# Data items:
######

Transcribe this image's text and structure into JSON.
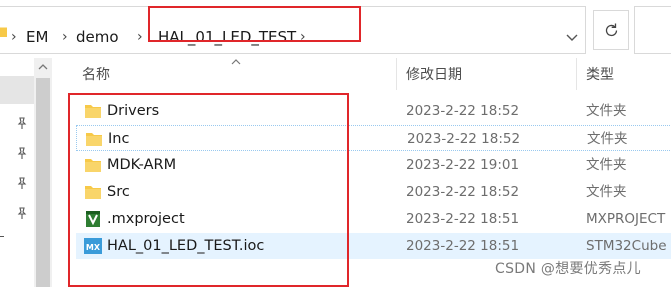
{
  "address_bar": {
    "breadcrumbs": [
      "EM",
      "demo",
      "HAL_01_LED_TEST"
    ]
  },
  "columns": {
    "name": "名称",
    "modified": "修改日期",
    "type": "类型"
  },
  "files": [
    {
      "name": "Drivers",
      "modified": "2023-2-22 18:52",
      "type": "文件夹",
      "icon": "folder-icon"
    },
    {
      "name": "Inc",
      "modified": "2023-2-22 18:52",
      "type": "文件夹",
      "icon": "folder-icon"
    },
    {
      "name": "MDK-ARM",
      "modified": "2023-2-22 19:01",
      "type": "文件夹",
      "icon": "folder-icon"
    },
    {
      "name": "Src",
      "modified": "2023-2-22 18:52",
      "type": "文件夹",
      "icon": "folder-icon"
    },
    {
      "name": ".mxproject",
      "modified": "2023-2-22 18:51",
      "type": "MXPROJECT",
      "icon": "mxproject-file-icon"
    },
    {
      "name": "HAL_01_LED_TEST.ioc",
      "modified": "2023-2-22 18:51",
      "type": "STM32Cube",
      "icon": "stm32cubemx-ioc-icon"
    }
  ],
  "watermark": "CSDN @想要优秀点儿",
  "colors": {
    "annotation_red": "#e0262a",
    "folder_yellow": "#f7c948",
    "selection_blue": "#e5f3ff"
  }
}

######

# What is expected:
Are you able to set down all the lines above exactly, without any pictures?

# Task response:
Transcribe this image's text and structure into JSON.
{
  "address_bar": {
    "breadcrumbs": [
      "EM",
      "demo",
      "HAL_01_LED_TEST"
    ]
  },
  "columns": {
    "name": "名称",
    "modified": "修改日期",
    "type": "类型"
  },
  "files": [
    {
      "name": "Drivers",
      "modified": "2023-2-22 18:52",
      "type": "文件夹",
      "icon": "folder-icon"
    },
    {
      "name": "Inc",
      "modified": "2023-2-22 18:52",
      "type": "文件夹",
      "icon": "folder-icon"
    },
    {
      "name": "MDK-ARM",
      "modified": "2023-2-22 19:01",
      "type": "文件夹",
      "icon": "folder-icon"
    },
    {
      "name": "Src",
      "modified": "2023-2-22 18:52",
      "type": "文件夹",
      "icon": "folder-icon"
    },
    {
      "name": ".mxproject",
      "modified": "2023-2-22 18:51",
      "type": "MXPROJECT",
      "icon": "mxproject-file-icon"
    },
    {
      "name": "HAL_01_LED_TEST.ioc",
      "modified": "2023-2-22 18:51",
      "type": "STM32Cube",
      "icon": "stm32cubemx-ioc-icon"
    }
  ],
  "watermark": "CSDN @想要优秀点儿",
  "colors": {
    "annotation_red": "#e0262a",
    "folder_yellow": "#f7c948",
    "selection_blue": "#e5f3ff"
  }
}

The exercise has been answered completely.